Exercise directions →
In the listing below, how many lines contain the word "Guinea"? Please respond with the number only.

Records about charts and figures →
----------------
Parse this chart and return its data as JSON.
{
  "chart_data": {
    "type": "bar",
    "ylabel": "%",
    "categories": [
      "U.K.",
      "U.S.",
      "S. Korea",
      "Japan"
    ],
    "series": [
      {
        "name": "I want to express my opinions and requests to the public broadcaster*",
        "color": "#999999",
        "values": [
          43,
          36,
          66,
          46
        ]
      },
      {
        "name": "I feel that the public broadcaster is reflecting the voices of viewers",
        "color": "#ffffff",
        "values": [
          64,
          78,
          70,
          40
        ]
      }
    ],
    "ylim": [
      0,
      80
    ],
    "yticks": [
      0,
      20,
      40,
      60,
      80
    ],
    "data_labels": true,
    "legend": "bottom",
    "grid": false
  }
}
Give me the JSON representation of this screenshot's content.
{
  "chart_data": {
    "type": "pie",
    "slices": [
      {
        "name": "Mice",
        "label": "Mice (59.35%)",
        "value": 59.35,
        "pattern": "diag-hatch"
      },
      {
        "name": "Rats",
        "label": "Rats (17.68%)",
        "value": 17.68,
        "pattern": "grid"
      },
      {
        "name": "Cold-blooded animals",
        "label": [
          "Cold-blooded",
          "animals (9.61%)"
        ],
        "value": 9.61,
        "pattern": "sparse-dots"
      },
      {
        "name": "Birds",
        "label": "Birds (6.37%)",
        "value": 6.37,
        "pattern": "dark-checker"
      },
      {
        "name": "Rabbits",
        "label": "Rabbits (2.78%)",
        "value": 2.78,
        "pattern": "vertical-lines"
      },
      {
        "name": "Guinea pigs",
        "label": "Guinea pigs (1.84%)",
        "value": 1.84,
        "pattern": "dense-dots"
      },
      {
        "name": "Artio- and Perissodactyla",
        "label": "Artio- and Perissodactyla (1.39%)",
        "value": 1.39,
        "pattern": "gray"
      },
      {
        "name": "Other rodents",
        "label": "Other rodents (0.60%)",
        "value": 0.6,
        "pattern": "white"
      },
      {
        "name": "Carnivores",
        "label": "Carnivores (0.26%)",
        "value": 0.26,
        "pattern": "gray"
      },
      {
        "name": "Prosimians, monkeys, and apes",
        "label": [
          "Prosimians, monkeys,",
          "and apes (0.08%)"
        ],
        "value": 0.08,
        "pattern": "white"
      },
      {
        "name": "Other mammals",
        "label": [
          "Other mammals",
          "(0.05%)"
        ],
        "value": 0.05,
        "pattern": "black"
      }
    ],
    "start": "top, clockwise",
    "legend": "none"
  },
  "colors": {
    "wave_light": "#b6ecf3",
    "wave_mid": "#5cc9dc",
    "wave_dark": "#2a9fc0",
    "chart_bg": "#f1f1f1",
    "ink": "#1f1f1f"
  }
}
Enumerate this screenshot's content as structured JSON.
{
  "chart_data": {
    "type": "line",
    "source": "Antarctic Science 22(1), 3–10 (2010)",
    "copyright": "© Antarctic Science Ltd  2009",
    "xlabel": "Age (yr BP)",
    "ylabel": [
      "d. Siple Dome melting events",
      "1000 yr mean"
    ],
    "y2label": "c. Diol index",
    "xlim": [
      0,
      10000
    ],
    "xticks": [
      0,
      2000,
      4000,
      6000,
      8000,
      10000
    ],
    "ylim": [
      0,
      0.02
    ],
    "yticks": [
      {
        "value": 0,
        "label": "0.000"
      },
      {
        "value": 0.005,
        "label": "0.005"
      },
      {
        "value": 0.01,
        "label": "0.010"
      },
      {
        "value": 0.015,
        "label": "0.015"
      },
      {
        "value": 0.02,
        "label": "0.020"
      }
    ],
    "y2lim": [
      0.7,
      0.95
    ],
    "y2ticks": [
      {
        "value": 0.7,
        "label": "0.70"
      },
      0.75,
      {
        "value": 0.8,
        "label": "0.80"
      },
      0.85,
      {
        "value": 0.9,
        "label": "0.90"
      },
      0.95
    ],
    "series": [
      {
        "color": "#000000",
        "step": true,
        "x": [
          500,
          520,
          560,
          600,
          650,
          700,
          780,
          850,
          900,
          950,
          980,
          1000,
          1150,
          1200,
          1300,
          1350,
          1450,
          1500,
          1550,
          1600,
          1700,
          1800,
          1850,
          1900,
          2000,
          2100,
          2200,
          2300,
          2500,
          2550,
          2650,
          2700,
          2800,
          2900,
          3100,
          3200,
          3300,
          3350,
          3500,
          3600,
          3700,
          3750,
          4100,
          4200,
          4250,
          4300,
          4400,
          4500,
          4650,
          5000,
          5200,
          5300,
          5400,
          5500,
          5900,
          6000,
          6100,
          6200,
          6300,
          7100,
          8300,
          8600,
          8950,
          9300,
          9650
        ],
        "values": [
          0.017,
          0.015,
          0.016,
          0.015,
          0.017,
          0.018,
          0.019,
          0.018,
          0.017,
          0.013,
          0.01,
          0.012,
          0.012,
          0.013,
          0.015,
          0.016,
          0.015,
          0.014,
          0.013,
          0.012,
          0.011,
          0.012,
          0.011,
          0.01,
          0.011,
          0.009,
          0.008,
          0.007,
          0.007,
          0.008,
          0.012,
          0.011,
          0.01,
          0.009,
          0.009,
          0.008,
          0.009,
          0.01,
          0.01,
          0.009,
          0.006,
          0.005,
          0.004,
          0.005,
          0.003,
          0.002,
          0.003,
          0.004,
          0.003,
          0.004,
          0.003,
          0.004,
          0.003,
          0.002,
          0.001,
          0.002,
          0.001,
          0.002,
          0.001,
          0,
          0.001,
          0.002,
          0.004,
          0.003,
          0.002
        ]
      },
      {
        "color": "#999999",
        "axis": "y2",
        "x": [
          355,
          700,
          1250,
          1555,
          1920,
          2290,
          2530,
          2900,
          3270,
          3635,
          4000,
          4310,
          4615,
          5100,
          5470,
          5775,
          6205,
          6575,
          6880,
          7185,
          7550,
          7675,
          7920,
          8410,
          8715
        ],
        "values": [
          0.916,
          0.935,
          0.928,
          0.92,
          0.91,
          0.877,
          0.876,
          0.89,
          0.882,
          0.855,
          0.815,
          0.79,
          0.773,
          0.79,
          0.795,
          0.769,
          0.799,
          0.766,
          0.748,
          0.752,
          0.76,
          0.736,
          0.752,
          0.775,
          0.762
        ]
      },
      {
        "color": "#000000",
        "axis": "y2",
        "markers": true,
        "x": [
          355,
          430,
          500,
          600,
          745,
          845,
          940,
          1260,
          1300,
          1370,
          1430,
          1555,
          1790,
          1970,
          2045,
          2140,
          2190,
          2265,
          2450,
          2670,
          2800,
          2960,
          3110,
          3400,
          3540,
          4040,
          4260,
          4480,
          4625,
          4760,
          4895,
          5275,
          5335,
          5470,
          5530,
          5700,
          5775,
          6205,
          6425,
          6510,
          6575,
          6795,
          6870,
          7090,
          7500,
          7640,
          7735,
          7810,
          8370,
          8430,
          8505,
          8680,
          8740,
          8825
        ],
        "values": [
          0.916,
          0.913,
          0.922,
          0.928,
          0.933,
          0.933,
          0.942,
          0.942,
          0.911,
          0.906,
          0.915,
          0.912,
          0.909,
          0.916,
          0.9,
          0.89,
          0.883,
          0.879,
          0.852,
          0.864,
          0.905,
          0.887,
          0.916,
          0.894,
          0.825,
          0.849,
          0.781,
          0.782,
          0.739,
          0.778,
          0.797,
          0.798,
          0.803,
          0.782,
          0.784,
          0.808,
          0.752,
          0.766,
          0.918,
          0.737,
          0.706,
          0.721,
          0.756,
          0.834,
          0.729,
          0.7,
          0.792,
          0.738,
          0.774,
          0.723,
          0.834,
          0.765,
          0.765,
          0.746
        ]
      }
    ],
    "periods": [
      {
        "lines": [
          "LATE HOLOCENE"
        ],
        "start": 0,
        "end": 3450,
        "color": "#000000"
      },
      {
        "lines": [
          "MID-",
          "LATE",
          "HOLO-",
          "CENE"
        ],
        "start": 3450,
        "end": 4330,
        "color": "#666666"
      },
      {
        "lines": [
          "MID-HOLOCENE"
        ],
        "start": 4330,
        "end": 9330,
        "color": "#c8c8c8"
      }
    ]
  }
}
----------------
Result for this exercise →
2